__What this task involves__.
Could you carry on the piece about public sculpture in Footscray, starting right after its last sentence?

Culture Rubble, 1993 by Christine O’Loughlin

Culture Rubble, 1993 by Christine O’Loughlin


Public Sculpture @ Footscray

Working on my book on Melbourne’s public sculpture has given me an excellent excuse to explore Melbourne. In Footscray I wanted to see and photograph two public sculptures. Adding to my desire of explore the city was watching The Secret History Of Our Streets an excellent BBC Two production that introduced me to the work of Charles Booth (1840-1916), a pioneer sociologist mapping the streets of London. (There is an online archive of Charles Booth’s work.)

In the busy commercial centre of Footscray at the intersection of Nicholson and Hopkins Streets in the pedestrian mall. There was a gentle mist rising around the rocks of Wominjeka Tarnuk Yooroom. The fine spray of water at the base of the rocks is intended to represent the smoke in aboriginal ceremonies. The series of rocks helps define the intersection, adds to the pedestrian area and the rocks connects the place to earth.

Maree Clarke and Vicky Couzins, Wominjeka Tarnuk Yooroom

Maree Clarke and Vicky Couzins, Wominjeka Tarnuk Yooroom, detail

Maree Clarke and Vicky Couzins, Wominjeka Tarnuk Yooroom, detail

Maree Clarke and Vicky Couzins, Wominjeka Tarnuk Yooroom, detail

The sculpture is very recent but people are taking to it; it was hard to get a photograph without someone’s child or dog getting in the way.

Wominjeka Tarnuk Yooroom is a sculpture by Maree Clarke and Vicky Couzins. Vicky Couzins is from the Western Districts of Victoria and is a descendant of the Gunditjmara and Kirrae Whurrong clans and she was one of the trio of artists that created with Birrarung Wilam at Birrarung Marr. Maree Clarke is from the Mutti Mutti, Wemba Wemba and Yorta Yorta; she was one of the many indigenous artists involved with Scar – A Stolen Vision in Enterprise Park along the Yarra. (For more about Wominjeka Tarnuk Yooroom.)

__Information shown__.

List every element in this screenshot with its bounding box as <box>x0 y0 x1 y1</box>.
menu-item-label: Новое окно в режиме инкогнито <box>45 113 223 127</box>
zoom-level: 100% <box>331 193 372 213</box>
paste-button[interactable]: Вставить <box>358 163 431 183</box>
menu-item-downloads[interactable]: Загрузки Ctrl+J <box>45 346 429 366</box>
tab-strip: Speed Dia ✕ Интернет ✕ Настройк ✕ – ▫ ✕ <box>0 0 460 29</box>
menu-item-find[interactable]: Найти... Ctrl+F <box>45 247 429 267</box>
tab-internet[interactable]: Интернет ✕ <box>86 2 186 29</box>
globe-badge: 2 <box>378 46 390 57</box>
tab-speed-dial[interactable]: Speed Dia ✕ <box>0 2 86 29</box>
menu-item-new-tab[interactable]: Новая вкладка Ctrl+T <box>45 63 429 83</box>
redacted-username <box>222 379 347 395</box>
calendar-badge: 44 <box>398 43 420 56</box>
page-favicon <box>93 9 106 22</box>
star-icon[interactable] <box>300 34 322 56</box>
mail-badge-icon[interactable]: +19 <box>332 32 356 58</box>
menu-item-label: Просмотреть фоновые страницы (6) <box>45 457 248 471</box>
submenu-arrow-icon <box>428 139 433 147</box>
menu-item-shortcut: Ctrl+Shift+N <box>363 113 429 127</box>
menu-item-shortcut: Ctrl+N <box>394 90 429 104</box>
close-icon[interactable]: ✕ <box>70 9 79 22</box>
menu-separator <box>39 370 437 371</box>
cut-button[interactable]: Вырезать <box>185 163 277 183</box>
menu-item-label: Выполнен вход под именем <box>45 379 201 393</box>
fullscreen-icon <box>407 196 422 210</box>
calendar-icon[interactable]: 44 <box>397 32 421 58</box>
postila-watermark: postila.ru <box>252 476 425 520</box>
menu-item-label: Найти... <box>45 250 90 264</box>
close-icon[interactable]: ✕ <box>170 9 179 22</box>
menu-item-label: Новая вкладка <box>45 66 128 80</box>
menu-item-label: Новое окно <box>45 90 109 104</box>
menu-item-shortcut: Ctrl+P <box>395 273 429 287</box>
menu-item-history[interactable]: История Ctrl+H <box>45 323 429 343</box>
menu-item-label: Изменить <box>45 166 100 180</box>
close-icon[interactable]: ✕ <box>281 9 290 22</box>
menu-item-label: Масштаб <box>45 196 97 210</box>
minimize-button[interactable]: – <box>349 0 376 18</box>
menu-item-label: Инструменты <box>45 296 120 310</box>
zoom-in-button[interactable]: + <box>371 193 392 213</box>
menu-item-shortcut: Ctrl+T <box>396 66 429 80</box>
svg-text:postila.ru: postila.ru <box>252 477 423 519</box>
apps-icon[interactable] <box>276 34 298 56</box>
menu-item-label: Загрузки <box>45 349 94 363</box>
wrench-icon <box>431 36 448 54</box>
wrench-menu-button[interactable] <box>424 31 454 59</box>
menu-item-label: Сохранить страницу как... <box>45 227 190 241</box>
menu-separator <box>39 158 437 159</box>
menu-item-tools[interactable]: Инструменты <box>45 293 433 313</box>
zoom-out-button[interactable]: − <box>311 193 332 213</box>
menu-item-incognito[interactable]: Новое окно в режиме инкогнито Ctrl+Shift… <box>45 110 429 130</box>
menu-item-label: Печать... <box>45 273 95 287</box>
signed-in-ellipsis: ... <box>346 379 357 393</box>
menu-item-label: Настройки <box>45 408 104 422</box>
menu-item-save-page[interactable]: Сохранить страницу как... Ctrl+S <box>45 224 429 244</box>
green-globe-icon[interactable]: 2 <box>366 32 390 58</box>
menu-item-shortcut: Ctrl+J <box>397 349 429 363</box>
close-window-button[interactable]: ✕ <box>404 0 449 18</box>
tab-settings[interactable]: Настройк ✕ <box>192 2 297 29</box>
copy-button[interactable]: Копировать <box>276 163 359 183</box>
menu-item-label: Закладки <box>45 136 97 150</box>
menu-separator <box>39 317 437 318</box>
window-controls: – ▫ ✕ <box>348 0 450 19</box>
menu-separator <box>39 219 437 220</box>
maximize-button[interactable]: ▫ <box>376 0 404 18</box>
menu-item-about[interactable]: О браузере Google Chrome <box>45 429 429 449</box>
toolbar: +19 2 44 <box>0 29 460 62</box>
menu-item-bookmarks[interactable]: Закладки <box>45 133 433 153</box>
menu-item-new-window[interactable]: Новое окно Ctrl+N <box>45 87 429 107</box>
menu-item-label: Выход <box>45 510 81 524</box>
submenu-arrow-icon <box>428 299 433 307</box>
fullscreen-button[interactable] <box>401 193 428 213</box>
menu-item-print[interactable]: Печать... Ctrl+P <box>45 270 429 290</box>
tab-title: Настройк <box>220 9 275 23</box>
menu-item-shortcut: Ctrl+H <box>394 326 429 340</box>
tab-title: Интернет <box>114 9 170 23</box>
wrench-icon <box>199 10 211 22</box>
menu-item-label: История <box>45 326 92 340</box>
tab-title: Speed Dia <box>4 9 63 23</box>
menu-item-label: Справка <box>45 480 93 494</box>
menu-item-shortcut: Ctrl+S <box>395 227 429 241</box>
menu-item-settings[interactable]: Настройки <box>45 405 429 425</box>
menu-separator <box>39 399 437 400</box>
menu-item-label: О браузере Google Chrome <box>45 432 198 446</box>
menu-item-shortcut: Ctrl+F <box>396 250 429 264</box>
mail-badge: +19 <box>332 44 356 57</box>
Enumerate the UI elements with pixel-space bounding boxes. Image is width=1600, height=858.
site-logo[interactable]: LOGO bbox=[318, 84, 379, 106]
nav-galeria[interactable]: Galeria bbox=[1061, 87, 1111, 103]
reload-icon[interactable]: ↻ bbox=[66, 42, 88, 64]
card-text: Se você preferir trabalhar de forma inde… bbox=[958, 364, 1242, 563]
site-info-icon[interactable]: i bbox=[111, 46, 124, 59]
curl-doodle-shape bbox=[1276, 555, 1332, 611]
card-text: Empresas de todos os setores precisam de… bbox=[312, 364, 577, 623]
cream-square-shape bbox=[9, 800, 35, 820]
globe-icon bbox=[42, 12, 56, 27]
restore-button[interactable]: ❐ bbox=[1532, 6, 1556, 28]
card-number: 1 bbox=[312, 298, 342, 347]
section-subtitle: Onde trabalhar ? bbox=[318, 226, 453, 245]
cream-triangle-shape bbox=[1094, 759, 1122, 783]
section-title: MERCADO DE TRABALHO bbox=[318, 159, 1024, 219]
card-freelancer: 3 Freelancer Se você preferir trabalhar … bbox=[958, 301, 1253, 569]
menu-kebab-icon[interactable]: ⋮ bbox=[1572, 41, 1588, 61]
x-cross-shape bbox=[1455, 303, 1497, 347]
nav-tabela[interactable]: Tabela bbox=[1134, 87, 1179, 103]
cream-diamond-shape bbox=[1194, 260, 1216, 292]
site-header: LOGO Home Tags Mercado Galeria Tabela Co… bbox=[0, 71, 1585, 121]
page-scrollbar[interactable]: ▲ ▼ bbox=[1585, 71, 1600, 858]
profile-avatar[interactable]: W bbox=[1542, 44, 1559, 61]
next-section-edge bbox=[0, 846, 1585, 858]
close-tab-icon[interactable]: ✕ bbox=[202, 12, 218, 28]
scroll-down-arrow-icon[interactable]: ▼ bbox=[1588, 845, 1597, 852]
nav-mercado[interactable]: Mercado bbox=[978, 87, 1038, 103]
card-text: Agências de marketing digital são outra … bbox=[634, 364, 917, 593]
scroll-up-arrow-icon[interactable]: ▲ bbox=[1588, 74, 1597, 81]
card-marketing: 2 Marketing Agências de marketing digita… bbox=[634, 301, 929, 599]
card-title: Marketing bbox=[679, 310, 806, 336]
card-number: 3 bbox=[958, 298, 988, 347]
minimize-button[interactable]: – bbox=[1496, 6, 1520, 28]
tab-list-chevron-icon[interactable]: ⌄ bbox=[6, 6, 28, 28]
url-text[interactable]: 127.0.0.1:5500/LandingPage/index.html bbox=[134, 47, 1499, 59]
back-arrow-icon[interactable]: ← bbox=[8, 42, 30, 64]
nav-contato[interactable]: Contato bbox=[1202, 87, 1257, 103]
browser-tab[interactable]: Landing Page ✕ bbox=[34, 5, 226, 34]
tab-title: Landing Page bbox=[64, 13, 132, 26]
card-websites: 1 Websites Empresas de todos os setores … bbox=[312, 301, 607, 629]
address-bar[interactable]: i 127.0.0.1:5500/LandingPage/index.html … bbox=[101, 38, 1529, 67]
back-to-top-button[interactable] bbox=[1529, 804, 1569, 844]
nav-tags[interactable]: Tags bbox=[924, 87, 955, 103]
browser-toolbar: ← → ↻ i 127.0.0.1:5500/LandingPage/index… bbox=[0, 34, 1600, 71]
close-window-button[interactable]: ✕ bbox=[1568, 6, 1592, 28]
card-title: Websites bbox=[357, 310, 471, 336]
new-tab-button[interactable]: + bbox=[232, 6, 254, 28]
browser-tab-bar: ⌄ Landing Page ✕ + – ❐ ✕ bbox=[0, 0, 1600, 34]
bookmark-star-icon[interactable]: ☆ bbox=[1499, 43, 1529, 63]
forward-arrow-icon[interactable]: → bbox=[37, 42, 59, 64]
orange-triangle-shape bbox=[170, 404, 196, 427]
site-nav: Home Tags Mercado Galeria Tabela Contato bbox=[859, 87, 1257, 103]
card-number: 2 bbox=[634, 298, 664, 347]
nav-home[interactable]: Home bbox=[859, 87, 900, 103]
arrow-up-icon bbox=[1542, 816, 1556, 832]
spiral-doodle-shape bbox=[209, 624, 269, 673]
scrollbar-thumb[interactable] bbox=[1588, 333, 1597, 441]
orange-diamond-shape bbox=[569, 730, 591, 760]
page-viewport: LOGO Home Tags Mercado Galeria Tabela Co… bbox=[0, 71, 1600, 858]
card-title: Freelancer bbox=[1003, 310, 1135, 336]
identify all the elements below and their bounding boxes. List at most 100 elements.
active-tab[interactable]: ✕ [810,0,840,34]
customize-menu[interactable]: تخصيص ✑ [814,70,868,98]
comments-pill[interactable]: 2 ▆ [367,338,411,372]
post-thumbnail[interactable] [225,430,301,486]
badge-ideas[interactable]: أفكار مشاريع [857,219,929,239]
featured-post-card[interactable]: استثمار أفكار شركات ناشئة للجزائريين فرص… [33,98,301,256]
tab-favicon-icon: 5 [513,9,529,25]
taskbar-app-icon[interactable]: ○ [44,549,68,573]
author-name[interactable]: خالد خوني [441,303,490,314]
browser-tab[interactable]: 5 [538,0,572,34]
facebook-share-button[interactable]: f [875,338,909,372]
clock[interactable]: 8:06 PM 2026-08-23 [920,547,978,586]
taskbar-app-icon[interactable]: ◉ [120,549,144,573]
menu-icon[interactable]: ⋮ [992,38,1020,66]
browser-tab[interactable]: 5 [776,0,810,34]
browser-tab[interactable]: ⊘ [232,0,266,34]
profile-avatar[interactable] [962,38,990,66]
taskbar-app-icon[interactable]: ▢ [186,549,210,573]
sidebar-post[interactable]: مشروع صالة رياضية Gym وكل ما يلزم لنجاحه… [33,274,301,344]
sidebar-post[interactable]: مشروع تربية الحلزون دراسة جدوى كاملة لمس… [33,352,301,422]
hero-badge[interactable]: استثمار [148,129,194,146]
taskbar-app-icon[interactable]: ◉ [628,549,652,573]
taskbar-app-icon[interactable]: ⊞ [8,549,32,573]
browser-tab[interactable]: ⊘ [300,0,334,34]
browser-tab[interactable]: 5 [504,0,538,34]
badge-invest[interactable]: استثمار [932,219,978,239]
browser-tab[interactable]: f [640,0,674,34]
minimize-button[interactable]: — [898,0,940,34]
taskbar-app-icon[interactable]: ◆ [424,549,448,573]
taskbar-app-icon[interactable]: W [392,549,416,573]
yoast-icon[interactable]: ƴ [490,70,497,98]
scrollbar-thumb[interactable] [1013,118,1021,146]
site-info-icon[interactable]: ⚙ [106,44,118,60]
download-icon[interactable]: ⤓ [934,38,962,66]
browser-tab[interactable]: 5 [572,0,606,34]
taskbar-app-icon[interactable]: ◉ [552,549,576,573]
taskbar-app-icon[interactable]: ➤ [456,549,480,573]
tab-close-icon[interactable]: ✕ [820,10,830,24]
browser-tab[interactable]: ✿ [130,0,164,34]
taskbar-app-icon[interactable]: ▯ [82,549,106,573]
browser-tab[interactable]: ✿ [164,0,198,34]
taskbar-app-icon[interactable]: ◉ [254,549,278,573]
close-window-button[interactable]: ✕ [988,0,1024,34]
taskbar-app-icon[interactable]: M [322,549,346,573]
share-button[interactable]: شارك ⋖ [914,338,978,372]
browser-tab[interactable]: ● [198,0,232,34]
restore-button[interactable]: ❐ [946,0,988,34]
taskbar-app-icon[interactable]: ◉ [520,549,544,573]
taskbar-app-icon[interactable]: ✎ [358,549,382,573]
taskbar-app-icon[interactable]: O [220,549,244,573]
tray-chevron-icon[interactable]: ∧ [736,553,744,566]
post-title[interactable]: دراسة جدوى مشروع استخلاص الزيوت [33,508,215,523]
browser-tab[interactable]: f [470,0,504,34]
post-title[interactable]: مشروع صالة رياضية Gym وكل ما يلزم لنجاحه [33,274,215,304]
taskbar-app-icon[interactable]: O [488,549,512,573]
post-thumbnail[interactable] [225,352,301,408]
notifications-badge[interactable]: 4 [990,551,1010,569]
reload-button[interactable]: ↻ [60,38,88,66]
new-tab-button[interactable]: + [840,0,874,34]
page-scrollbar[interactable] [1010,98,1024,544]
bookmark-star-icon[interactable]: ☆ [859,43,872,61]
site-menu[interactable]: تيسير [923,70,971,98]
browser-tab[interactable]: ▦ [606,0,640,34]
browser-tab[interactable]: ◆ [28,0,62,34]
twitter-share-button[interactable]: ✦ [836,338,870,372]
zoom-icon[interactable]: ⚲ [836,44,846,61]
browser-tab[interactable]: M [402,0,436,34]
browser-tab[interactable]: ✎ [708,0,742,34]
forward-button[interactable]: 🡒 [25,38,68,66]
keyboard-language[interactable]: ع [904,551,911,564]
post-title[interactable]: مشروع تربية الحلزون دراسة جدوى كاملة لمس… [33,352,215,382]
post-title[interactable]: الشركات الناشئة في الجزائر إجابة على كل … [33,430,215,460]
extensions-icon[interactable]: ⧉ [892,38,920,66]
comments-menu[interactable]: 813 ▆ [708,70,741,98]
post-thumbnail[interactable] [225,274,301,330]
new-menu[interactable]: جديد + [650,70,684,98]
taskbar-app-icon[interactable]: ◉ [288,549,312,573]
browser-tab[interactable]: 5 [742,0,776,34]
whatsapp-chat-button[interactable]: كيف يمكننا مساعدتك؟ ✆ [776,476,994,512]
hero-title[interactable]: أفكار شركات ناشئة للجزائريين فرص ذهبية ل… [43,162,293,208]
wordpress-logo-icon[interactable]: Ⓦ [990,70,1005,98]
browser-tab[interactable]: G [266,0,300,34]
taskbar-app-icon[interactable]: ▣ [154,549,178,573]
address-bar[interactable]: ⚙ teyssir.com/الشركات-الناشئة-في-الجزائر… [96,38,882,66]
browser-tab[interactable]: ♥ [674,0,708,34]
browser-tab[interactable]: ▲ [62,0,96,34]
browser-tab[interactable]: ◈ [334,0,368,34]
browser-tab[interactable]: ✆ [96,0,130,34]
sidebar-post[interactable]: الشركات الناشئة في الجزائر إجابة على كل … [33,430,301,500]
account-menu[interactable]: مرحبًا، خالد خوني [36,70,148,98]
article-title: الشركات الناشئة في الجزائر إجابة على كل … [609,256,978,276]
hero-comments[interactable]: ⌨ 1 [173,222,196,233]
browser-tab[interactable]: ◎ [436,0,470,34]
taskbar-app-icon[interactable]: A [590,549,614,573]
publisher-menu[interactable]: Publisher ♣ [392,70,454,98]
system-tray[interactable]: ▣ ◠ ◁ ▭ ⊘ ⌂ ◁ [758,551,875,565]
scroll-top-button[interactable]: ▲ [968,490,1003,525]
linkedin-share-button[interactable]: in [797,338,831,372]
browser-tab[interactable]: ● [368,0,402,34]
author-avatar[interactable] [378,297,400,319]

__Result below__.
Looking for Bruce Armstrong sculpture, Two People Hugging I found myself in a well designed neighbourhood of mostly public housing. The traffic of busy Moore St was gone; the pavement changed to pavers rather than concrete and even the sound of my footsteps changed. There were several small squares (sunburnt from the recent heatwave – I hope the trees grow in) in the area and public seating.

Bruce Armstrong, Two Persons Hugging

Bruce Armstrong, Two Persons Hugging

Two Persons Hugging located in a square midway down Vipont Street, a quiet street; you wouldn’t know that it was there unless you were a local. This square at the start of a series of stepped parks and playgrounds that lead down to the parklands along the Maribyrnong River.

Two Persons Hugging is an early work by Armstrong; I haven’t been able to find an exact date. The monumental carved wood is solid and the two persons are inseparable and awesome. The wide plinth at the base of the sculpture adds to the seating options in the square.

Bruce Armstrong was born in Melbourne in 1957 and after he graduated from RMIT in 1981 his sculptures are influenced by many mythologies creating archetypal beasts. Along with being represented in major art galleries and international collections Armstrong has public sculptures in several other Melbourne’s suburbs including Moonee Valley, Ascot Vale and Chadstone Shopping Centre.

The position of both of these sculptures, in their different parts of the suburb makes them landmarks for that small area, defining the way that people see, move and talk about the place. These two sculptures might only get a small mention in my book amongst the other work their sculptors have done but I’m glad that I took the time to see them and how they work with their locations.

The centre of Melbourne’s art scene will continue to move slowly counter clockwise around the centre of the city towards the western suburbs. It had already moved through St. Kilda and Prahran by the 1970s and was moving up to Fitzroy by the 1980s. Look out Footscray.